##### DATA TO PROCESS

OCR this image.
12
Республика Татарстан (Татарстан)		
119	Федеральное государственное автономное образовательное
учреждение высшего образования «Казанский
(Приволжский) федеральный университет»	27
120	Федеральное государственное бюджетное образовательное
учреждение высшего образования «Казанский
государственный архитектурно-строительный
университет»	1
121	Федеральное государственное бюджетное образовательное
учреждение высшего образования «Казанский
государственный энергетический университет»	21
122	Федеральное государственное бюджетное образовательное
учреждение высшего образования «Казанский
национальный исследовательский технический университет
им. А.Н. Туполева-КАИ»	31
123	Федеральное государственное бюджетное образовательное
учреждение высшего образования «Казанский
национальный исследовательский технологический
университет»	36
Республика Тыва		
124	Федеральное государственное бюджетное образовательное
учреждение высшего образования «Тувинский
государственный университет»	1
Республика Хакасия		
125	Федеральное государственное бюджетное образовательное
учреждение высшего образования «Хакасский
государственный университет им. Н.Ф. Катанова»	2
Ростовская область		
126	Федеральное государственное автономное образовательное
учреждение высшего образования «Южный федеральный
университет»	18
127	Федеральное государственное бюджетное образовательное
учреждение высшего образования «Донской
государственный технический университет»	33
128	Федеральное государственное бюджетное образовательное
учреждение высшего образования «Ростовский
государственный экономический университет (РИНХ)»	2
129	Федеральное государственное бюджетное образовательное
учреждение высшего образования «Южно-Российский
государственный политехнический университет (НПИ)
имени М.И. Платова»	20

##########

(EXERCISE BRIEF):
Nothing should be left out: return all of the records exactly.

(REPLY):
OCR this image.
12
Республика Татарстан (Татарстан)		
119	Федеральное государственное автономное образовательное
учреждение высшего образования «Казанский
(Приволжский) федеральный университет»	27
120	Федеральное государственное бюджетное образовательное
учреждение высшего образования «Казанский
государственный архитектурно-строительный
университет»	1
121	Федеральное государственное бюджетное образовательное
учреждение высшего образования «Казанский
государственный энергетический университет»	21
122	Федеральное государственное бюджетное образовательное
учреждение высшего образования «Казанский
национальный исследовательский технический университет
им. А.Н. Туполева-КАИ»	31
123	Федеральное государственное бюджетное образовательное
учреждение высшего образования «Казанский
национальный исследовательский технологический
университет»	36
Республика Тыва		
124	Федеральное государственное бюджетное образовательное
учреждение высшего образования «Тувинский
государственный университет»	1
Республика Хакасия		
125	Федеральное государственное бюджетное образовательное
учреждение высшего образования «Хакасский
государственный университет им. Н.Ф. Катанова»	2
Ростовская область		
126	Федеральное государственное автономное образовательное
учреждение высшего образования «Южный федеральный
университет»	18
127	Федеральное государственное бюджетное образовательное
учреждение высшего образования «Донской
государственный технический университет»	33
128	Федеральное государственное бюджетное образовательное
учреждение высшего образования «Ростовский
государственный экономический университет (РИНХ)»	2
129	Федеральное государственное бюджетное образовательное
учреждение высшего образования «Южно-Российский
государственный политехнический университет (НПИ)
имени М.И. Платова»	20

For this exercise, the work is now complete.